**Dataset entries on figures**
━━━━━━━━━━━━━━━━━━━━

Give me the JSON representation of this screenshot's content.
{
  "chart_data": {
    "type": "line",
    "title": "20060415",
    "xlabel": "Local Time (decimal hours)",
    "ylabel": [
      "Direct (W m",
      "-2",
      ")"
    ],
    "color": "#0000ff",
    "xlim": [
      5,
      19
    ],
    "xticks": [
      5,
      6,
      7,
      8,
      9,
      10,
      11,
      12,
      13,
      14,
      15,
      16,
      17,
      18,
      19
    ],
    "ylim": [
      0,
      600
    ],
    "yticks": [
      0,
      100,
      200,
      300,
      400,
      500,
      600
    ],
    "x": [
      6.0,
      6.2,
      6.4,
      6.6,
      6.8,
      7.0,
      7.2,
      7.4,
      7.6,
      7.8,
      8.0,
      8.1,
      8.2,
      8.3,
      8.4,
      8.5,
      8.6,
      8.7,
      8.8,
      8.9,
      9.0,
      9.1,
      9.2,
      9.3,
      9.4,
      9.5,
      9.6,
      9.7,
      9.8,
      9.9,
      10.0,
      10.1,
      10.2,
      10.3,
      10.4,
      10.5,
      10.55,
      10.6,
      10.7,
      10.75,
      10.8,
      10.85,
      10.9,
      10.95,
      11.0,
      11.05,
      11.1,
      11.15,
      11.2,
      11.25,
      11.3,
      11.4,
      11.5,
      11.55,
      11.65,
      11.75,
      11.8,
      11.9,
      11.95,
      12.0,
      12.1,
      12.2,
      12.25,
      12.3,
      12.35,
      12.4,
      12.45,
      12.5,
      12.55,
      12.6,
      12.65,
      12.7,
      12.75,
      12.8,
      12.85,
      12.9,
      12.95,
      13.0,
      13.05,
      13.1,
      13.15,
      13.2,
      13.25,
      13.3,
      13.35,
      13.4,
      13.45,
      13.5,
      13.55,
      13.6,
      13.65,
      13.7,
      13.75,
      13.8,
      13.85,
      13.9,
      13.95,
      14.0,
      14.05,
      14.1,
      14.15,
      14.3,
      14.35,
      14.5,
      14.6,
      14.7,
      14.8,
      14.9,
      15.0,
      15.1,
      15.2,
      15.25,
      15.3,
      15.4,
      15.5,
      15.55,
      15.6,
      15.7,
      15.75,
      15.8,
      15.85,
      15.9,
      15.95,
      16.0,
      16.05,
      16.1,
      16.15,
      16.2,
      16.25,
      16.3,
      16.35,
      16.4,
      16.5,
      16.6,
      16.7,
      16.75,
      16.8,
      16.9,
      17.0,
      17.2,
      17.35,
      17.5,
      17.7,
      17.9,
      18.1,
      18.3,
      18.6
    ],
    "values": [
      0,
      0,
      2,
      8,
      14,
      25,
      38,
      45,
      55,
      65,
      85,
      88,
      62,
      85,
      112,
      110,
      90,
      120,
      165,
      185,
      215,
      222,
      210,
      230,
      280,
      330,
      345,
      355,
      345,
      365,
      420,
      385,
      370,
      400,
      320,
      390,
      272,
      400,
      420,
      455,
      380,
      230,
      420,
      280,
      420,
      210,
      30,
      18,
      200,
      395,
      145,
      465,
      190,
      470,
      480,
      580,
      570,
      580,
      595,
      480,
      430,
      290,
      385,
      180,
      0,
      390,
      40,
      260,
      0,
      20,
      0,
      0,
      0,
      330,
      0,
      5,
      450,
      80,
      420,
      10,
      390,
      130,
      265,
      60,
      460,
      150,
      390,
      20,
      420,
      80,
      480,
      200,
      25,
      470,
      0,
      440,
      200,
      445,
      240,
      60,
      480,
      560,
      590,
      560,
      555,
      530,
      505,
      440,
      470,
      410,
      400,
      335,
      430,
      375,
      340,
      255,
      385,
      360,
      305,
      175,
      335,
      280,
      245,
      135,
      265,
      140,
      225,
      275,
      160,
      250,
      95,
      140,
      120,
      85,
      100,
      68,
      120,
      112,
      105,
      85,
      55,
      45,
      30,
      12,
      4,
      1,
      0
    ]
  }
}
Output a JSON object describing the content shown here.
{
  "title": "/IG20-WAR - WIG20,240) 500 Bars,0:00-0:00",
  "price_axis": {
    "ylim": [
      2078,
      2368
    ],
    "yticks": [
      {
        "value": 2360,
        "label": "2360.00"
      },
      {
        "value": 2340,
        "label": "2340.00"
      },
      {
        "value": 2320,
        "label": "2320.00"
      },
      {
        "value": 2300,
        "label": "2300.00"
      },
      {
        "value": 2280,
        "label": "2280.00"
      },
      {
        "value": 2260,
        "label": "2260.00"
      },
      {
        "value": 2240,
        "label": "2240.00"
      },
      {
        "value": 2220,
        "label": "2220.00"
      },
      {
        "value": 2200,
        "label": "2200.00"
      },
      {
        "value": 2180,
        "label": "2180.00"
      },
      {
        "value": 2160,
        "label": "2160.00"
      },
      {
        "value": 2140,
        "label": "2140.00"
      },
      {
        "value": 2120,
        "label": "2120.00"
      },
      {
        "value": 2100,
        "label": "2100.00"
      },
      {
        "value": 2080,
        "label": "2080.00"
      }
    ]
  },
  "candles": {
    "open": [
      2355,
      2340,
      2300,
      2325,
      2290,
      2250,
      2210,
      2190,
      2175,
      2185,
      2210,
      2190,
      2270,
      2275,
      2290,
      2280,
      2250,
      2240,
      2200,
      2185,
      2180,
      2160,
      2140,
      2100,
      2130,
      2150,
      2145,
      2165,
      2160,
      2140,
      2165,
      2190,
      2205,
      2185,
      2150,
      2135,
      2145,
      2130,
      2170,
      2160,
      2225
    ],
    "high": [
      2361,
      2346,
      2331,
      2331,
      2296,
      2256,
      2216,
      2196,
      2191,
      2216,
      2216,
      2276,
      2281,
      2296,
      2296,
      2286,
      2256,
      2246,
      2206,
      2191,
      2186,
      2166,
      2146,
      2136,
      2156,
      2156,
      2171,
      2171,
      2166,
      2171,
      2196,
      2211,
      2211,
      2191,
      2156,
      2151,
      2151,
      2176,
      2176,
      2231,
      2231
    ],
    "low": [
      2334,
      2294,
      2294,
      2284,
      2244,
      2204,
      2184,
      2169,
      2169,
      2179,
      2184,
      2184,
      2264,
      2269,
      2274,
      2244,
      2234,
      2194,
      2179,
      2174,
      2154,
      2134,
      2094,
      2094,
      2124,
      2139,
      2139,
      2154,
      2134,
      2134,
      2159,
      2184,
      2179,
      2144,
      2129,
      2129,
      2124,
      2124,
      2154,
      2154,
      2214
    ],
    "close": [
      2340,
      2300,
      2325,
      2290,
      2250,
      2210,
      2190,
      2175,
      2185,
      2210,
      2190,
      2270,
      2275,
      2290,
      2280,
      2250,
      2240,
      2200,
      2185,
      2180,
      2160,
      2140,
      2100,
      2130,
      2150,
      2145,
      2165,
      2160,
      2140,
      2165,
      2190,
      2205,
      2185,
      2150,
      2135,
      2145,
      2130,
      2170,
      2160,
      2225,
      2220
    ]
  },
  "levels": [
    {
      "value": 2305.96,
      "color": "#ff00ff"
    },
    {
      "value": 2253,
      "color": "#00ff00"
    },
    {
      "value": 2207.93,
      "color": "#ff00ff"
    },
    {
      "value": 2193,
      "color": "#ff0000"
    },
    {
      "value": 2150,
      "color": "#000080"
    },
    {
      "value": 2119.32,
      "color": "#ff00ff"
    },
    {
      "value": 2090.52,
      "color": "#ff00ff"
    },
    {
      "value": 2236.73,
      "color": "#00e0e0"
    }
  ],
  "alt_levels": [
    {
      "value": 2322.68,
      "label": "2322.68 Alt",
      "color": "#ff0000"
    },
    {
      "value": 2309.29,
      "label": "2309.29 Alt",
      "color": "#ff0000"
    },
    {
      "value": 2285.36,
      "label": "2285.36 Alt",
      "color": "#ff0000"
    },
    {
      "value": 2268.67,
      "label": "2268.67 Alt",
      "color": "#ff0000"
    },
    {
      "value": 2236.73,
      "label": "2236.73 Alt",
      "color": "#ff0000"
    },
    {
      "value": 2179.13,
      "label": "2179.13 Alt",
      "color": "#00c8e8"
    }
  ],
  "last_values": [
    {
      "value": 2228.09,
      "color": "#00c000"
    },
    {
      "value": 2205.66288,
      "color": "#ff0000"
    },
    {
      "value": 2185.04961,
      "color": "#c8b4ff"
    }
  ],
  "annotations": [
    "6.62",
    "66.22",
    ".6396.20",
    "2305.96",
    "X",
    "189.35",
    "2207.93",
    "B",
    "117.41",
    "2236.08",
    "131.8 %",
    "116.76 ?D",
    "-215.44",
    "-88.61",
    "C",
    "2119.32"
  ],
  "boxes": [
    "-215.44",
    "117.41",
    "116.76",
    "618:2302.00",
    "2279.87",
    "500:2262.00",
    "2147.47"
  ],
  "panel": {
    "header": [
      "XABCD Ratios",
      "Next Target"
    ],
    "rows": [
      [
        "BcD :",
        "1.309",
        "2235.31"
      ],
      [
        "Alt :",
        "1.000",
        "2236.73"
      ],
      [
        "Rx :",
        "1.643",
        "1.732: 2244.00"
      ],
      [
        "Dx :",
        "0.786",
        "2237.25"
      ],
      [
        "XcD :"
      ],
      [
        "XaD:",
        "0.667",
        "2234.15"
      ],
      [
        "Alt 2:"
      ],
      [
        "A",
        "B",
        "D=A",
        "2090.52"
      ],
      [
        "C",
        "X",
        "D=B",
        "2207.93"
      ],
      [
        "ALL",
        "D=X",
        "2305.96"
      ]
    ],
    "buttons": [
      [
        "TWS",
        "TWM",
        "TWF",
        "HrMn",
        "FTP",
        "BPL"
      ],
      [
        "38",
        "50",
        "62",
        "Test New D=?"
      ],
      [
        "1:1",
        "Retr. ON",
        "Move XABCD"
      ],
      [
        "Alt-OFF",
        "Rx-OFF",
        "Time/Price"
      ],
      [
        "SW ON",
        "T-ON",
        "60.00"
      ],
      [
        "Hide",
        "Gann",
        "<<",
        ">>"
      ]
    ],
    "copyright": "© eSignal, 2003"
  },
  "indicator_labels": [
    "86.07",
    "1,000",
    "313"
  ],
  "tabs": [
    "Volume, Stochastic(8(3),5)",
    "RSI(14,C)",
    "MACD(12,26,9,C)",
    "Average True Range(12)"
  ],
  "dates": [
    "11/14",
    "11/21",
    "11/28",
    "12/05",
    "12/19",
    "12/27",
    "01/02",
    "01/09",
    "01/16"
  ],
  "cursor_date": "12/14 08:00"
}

━━━━━━━━━━━━━━━━━━━━

**What to produce**
Where does the word "Time" appear in the listing? List each line that holds it.

**Task answer**
    "xlabel": "Local Time (decimal hours)",
        "Time/Price"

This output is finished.